__EXERCISE DETAILS__
Collect all the lines that mention the word "denli".
□ □ □ □
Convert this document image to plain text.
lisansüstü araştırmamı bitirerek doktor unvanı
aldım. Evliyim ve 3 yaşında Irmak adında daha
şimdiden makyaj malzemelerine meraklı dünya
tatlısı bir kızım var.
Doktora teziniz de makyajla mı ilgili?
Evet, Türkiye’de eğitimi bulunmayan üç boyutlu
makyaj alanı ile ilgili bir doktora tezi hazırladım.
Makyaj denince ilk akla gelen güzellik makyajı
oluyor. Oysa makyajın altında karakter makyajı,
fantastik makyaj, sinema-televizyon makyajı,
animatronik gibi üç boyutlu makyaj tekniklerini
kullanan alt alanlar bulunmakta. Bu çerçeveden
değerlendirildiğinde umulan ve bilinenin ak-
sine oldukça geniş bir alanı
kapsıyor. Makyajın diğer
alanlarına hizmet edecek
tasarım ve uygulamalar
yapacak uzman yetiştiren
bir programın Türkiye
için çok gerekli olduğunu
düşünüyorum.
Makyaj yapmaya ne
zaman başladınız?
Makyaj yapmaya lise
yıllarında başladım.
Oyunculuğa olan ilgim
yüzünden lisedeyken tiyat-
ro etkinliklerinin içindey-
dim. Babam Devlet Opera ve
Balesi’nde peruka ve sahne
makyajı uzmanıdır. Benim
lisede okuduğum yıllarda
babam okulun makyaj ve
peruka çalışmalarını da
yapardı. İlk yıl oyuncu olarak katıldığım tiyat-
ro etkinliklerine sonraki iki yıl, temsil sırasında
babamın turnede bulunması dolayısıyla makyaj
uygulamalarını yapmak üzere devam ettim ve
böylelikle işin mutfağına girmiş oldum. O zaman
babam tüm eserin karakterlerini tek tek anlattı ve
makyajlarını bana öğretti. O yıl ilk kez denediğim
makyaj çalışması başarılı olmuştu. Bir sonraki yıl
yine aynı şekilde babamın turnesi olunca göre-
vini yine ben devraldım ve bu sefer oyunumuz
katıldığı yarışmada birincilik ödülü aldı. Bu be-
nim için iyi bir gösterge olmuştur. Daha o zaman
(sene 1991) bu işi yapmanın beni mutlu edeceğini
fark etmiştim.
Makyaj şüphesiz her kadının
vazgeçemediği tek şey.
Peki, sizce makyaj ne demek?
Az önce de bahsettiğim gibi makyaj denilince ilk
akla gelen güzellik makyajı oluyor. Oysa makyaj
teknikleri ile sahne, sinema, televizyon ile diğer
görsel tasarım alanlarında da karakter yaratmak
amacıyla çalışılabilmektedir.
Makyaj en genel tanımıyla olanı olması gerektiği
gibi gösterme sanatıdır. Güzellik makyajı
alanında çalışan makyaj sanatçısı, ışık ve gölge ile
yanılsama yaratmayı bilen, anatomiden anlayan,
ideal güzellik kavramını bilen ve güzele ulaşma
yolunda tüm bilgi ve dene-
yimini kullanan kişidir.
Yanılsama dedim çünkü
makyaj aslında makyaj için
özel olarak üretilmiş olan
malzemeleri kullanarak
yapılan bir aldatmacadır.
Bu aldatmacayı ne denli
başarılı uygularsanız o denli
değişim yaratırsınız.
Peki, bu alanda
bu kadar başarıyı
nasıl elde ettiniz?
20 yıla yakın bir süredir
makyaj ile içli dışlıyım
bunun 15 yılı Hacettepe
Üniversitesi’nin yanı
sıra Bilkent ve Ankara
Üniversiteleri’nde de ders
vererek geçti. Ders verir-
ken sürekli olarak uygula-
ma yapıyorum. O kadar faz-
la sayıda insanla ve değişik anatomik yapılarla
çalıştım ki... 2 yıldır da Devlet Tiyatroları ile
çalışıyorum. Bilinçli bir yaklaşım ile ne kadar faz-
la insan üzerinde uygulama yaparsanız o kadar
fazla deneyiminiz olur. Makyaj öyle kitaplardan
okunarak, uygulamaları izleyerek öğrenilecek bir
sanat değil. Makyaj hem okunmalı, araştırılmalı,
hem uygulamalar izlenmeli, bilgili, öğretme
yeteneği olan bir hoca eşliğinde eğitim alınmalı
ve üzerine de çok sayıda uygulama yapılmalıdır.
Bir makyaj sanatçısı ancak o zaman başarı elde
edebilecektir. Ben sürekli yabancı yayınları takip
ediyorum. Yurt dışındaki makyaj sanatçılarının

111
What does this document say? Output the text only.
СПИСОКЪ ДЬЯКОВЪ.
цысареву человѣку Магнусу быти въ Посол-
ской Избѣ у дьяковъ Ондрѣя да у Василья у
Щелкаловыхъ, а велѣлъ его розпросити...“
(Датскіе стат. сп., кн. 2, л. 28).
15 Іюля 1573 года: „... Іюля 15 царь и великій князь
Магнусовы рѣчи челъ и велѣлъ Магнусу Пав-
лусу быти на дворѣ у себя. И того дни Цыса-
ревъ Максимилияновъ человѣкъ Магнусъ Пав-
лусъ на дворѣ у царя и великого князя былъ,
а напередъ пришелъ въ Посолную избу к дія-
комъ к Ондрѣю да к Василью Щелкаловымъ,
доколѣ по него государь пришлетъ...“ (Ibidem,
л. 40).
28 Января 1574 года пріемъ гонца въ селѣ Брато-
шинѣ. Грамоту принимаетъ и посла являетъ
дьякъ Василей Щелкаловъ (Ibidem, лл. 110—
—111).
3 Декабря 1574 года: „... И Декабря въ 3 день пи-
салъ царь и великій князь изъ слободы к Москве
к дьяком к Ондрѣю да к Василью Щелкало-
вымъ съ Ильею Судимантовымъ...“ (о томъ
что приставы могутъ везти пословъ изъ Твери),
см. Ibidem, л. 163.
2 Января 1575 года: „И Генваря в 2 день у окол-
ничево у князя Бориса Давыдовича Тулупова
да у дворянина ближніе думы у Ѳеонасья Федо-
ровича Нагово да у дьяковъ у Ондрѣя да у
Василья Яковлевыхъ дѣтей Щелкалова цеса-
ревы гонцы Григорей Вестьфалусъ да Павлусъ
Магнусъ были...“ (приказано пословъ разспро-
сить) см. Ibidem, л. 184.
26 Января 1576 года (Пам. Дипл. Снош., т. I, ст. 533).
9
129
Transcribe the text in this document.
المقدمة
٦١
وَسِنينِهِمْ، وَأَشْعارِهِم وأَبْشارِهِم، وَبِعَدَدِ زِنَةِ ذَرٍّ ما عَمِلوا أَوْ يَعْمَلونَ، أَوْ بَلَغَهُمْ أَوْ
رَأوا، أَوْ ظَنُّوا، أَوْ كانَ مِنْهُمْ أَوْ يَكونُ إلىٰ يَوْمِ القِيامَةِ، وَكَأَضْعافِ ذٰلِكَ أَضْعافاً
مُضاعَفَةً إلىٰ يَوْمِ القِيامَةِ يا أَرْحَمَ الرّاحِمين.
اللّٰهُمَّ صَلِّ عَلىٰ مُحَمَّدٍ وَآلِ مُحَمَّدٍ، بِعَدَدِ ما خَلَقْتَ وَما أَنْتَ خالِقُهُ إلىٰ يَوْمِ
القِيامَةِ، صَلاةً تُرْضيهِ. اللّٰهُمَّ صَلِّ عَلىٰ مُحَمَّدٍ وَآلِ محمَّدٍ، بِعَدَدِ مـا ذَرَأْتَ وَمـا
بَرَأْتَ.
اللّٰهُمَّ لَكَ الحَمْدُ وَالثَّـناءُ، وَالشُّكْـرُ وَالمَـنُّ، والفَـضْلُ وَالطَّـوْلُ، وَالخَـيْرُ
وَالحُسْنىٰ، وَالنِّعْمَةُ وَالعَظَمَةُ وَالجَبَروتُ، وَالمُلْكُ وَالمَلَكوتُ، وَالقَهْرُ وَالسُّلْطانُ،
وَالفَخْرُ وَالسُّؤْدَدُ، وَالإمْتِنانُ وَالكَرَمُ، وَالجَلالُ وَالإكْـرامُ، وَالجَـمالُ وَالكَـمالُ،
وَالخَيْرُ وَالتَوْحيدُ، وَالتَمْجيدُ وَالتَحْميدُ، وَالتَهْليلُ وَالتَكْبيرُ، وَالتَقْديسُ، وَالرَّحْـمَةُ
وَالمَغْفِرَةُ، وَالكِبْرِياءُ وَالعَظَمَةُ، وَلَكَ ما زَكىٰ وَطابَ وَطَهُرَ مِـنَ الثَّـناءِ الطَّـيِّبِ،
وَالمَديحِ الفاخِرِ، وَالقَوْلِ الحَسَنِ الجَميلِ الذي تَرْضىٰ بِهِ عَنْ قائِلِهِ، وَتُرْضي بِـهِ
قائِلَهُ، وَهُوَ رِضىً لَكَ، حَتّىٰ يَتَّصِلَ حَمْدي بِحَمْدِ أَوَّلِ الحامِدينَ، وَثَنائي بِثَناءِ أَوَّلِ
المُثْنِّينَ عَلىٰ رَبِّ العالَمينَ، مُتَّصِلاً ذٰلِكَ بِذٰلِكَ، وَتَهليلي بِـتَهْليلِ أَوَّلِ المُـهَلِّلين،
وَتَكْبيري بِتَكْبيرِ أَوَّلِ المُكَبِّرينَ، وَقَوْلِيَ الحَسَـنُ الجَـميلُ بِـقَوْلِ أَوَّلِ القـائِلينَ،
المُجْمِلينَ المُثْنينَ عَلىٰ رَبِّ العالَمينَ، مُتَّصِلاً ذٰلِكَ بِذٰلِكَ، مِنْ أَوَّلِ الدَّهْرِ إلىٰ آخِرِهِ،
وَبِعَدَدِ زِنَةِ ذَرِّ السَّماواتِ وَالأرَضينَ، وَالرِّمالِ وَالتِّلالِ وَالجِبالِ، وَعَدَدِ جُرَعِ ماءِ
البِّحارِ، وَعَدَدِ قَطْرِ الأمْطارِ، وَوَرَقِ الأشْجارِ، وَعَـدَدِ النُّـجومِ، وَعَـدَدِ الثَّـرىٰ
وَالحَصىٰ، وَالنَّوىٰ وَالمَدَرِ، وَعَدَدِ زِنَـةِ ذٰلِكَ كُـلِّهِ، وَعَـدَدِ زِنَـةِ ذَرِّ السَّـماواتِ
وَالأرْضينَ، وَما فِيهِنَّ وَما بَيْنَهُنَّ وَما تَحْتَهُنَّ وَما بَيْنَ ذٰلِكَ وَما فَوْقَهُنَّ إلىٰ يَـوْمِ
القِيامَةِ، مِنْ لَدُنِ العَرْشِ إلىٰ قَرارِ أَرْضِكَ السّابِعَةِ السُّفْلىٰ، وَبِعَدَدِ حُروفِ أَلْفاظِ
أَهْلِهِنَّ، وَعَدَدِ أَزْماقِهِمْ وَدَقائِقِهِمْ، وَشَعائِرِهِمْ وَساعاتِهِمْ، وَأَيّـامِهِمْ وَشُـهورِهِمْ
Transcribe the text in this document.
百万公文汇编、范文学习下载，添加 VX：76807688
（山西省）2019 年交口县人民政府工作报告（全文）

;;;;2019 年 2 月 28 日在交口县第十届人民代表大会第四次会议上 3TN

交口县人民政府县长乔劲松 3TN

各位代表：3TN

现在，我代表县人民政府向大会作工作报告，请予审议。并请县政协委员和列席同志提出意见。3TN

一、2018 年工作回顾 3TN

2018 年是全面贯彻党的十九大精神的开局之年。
□ □ □ □
__SOLUTION TO THIS EXERCISE__
Bu aldatmacayı ne denli
başarılı uygularsanız o denli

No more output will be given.